Take every line that has the string "screenshot" and copy it out.

--

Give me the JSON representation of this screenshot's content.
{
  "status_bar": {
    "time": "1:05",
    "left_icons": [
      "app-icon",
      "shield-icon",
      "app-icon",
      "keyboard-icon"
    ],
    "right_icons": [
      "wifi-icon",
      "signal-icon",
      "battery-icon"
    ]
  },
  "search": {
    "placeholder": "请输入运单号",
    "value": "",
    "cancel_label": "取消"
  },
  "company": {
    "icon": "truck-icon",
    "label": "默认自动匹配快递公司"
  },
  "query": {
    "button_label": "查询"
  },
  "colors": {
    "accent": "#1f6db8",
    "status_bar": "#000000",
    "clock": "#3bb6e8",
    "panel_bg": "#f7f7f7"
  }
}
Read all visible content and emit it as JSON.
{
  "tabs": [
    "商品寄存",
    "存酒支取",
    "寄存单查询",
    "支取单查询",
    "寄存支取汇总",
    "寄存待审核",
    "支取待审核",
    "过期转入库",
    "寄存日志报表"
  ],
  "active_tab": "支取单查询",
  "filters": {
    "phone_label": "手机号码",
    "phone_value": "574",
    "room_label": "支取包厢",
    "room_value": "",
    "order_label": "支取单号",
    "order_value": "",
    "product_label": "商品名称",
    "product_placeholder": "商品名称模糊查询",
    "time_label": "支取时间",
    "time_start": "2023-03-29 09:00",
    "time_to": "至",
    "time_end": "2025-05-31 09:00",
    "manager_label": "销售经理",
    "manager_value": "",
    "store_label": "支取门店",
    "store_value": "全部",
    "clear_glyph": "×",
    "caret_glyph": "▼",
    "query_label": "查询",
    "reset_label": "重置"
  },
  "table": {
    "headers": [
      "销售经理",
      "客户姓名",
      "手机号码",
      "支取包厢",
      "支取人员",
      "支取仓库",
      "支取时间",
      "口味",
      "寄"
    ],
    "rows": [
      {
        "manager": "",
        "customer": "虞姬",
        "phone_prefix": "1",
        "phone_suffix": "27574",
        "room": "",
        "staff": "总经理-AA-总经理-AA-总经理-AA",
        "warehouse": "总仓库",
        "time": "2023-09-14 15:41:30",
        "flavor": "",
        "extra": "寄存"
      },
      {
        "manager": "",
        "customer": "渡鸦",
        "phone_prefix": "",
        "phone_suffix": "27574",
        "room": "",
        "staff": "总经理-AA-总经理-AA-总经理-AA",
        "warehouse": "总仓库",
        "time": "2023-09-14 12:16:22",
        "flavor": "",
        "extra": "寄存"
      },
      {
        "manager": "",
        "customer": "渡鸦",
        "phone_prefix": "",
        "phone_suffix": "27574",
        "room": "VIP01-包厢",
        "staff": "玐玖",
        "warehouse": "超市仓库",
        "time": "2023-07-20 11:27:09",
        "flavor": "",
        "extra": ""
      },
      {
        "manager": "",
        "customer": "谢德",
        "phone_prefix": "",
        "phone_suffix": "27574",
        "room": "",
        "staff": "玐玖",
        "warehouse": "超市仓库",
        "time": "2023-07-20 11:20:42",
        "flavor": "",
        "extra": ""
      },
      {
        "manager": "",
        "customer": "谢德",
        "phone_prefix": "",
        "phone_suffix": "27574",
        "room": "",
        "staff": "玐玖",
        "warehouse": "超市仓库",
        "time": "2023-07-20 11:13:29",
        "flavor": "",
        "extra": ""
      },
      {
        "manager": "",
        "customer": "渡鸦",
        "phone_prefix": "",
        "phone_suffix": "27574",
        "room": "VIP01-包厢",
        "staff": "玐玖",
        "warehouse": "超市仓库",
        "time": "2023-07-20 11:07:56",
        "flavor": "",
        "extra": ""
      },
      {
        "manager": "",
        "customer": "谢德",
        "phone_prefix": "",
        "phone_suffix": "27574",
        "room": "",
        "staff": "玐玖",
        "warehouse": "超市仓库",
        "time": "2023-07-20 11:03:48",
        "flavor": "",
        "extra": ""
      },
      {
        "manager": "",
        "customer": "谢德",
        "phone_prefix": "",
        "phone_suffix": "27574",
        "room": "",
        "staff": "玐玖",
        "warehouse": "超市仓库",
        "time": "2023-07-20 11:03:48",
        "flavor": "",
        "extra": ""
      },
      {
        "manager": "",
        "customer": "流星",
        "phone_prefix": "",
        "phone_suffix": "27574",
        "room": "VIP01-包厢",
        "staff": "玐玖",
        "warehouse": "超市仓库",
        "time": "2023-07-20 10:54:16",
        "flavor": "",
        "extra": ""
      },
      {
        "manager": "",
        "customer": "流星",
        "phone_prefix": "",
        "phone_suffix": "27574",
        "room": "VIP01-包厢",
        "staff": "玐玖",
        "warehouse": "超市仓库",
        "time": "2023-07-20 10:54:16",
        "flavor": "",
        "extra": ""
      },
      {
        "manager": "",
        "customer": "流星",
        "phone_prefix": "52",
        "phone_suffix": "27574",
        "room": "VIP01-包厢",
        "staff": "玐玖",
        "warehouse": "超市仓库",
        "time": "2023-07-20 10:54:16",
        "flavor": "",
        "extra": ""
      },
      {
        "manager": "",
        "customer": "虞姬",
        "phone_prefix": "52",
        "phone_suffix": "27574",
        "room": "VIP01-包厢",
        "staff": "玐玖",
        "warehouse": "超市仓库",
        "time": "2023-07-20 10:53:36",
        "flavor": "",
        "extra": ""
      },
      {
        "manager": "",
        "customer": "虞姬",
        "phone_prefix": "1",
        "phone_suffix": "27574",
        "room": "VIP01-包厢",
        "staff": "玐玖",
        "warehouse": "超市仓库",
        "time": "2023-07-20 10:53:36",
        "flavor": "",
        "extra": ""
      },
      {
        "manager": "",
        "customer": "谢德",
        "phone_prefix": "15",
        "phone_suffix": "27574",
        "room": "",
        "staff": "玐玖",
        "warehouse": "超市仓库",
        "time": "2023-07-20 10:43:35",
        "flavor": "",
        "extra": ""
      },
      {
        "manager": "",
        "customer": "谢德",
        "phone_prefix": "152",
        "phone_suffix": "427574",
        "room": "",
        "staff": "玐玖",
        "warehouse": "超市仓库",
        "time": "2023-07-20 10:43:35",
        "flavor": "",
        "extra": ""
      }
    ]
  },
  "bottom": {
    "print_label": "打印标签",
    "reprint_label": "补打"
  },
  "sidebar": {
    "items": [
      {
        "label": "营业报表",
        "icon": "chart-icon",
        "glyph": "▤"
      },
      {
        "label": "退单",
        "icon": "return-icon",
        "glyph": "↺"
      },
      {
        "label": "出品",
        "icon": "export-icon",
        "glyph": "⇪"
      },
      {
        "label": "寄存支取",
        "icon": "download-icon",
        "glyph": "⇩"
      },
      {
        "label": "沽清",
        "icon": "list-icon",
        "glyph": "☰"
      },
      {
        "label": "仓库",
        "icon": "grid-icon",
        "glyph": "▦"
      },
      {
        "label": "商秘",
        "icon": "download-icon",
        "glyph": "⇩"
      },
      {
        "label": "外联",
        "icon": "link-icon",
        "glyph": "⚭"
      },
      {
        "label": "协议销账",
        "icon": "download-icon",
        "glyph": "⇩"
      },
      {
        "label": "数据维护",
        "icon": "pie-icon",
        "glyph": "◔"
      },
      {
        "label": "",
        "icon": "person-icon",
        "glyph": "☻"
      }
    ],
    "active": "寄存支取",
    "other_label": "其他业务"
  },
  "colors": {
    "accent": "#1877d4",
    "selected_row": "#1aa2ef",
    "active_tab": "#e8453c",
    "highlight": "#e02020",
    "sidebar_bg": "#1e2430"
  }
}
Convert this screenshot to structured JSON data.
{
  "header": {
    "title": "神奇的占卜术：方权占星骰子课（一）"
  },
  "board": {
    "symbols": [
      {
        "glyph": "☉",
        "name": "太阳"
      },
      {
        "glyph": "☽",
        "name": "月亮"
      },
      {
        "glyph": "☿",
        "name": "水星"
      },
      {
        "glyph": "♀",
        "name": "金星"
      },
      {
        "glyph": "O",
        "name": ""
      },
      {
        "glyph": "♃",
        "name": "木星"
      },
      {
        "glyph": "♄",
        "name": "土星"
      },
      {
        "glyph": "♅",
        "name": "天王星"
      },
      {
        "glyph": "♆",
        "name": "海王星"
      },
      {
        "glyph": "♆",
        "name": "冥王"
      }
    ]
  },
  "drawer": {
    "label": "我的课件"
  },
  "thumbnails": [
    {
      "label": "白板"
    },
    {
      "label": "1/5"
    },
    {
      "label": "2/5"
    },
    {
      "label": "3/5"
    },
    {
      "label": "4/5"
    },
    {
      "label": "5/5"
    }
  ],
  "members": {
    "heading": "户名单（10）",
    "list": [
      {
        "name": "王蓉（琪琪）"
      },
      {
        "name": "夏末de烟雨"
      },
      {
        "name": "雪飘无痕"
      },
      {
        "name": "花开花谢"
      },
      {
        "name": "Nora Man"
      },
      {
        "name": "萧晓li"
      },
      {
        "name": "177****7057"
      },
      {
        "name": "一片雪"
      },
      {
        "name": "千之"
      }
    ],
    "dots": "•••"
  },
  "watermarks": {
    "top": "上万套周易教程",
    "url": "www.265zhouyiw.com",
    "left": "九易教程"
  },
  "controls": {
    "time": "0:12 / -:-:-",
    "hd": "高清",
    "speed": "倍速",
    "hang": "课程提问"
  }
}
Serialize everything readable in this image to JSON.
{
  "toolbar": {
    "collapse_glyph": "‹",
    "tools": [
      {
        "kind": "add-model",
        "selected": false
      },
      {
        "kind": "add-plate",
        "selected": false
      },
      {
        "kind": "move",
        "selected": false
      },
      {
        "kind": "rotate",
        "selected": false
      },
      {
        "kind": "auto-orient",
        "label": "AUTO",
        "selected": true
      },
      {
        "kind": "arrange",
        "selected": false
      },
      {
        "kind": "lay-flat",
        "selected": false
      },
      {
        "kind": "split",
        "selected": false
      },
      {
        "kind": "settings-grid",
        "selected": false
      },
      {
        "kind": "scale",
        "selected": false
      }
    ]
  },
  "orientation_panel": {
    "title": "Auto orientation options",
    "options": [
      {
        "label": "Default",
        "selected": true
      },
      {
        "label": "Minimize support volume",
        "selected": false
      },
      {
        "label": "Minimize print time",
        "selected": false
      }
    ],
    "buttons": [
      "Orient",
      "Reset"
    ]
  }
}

--

Exercise result:
Give me the JSON representation of this screenshot's content.
Convert this screenshot to structured JSON data.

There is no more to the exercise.